(Supplied text begins)

1. If a movie file has a color table, how can we access it (at or before preDecompress)?
2. Can QuickTime for Windows use the exact color table of a movie in the currently realized (Windows) palette? If so, can it still do this if I decompress into raw format?
3. If I am trying to decompress to a Windows bitmap (i.e., I specify OPT_BMP in the 'optt' field during preDecompress), what should the format of the lpUncompressed buffer be? Does lpUncompressed contain the bitmap header and the color table as well as the bits?
4. Is it possible to debug a QuickTime for Windows decompressor while running
the QuickTime for Windows Movie Player (as you can debug DLL's in 16-bit
Windows)?
A Movie Color Tables (Questions 1 and 2).
QuickTime for Windows 2.0 introduced the feature of making use of the 'clut' movie color-table entry (this is stored by the QuickTime 2.0 SetMovieColorTable function on the Mac, and it is used by various QuickTime tools to create and set palette information). Before QuickTime for Windows 2.0, there was no direct solution for color-table handling with QuickTime for Windows.
QuickTime for Windows 2.0.x does not have a direct function for retrieving the palette (style GetMovieColorTable on the Mac), but this function will be added to later QuickTime for Windows releases. However, you can retrieve the palette by first issuing a GetMoviePict to retrieve a PictHandle, and then issuing a GetPicturePalette to retrieve the HPALETTE from the PictHandle. When you have access to the stored palette, you can use it for full control of the environment's palette management.
The following is information about default palette handling with the movie controller (i.e., when the flag mcFlagsUseWindowPalette is enabled):
The palette from the movie is asserted as the clut when the movie opens (i.e., this clut is set as the system palette). Therefore, it is important to reserve 20 entries (first 10, last 10) of the 256 available for the Windows system palette. Tools such as DeBabelizer usually are capable of creating palettes that can work across platforms.
QuickTime for Windows dithers against the system palette, and since it can determine when the system palette has changed, it adjusts the dithering dynamically (QuickTime for Windows inherits any new system palettes). Note that all codecs in an 8-bit environment have their movie frames dithered using this scheme. This means that only the system palette is changed, not the logical palette, and the palette is realized as a foreground-only palette.

(Supplied text ends)
(Records shown begins)

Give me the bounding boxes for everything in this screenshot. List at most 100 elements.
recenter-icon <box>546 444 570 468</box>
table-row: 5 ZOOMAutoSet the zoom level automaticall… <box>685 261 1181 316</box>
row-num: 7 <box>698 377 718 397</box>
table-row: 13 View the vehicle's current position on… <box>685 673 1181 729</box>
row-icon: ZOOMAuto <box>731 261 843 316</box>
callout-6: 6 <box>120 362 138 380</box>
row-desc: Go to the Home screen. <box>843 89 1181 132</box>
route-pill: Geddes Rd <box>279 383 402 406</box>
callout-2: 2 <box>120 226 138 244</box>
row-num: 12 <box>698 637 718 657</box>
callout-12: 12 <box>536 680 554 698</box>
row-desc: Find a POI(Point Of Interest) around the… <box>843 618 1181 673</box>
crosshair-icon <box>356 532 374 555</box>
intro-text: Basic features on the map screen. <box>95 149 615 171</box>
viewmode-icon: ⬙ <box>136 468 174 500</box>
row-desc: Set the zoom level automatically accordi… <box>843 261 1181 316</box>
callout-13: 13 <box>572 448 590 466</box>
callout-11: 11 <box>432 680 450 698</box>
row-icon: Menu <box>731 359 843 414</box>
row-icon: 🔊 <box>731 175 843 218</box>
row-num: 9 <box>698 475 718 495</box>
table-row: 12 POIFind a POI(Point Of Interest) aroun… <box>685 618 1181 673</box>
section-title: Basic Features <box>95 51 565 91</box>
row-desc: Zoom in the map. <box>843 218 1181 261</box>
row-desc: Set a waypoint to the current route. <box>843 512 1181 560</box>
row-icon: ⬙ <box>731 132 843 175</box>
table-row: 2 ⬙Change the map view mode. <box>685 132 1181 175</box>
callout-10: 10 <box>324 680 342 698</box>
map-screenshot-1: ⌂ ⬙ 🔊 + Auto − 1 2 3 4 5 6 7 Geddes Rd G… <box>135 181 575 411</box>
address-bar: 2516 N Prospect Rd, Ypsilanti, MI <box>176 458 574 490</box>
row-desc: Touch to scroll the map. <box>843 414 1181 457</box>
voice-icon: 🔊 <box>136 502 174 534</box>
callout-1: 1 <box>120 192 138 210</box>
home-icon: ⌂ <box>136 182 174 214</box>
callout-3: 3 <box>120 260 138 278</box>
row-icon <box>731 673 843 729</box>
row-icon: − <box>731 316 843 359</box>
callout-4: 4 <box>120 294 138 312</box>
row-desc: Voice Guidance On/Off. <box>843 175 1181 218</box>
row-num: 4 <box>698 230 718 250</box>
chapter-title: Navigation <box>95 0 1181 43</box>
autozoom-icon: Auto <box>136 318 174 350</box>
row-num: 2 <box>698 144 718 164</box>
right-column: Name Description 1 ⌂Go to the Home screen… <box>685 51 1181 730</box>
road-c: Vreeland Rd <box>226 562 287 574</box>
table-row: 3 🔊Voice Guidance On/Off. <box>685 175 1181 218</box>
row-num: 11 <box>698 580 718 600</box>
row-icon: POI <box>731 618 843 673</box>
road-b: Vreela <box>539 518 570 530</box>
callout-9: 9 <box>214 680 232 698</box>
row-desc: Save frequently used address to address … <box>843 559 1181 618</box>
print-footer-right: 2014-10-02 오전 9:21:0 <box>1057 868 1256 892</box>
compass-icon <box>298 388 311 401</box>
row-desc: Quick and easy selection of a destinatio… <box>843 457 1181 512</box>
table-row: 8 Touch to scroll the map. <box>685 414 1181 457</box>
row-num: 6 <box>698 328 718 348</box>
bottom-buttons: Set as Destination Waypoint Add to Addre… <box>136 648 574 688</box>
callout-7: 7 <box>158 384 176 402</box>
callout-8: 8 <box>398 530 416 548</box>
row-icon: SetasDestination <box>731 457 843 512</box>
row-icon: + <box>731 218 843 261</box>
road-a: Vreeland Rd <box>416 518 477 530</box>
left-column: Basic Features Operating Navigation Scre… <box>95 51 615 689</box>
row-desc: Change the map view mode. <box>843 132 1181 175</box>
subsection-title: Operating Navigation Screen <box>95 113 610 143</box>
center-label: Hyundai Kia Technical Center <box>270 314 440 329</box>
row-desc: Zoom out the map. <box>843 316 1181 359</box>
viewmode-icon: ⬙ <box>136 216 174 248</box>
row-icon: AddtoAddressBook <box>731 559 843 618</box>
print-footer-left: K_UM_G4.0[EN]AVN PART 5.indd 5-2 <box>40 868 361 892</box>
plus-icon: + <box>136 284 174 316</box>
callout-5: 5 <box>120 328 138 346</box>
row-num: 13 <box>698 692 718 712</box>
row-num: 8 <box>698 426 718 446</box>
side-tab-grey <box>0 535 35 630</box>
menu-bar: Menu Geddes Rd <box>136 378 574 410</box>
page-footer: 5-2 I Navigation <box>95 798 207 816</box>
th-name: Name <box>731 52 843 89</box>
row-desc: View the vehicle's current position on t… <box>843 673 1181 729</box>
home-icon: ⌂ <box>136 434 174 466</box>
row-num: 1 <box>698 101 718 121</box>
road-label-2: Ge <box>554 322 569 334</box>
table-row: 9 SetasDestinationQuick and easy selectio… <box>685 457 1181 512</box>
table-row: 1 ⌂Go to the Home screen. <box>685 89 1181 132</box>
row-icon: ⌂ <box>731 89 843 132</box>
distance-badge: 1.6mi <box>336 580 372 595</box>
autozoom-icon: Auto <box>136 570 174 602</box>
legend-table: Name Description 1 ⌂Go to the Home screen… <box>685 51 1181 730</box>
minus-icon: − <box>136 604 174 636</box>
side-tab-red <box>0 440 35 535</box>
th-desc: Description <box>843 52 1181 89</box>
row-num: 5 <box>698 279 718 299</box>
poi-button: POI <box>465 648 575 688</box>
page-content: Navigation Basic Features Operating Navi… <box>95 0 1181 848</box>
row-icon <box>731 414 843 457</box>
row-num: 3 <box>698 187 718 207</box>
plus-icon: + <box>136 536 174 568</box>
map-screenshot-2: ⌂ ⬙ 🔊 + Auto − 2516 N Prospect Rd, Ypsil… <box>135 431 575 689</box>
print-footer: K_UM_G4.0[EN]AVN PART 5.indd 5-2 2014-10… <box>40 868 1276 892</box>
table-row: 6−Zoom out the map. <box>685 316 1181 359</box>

(Records shown ends)

▸ **Prompt**:
In the supplied text on QuickTime for Windows, how many of the 256 palette entries should be reserved for the Windows system palette?

▸ **Solution**:
Twenty entries: the first 10 and the last 10.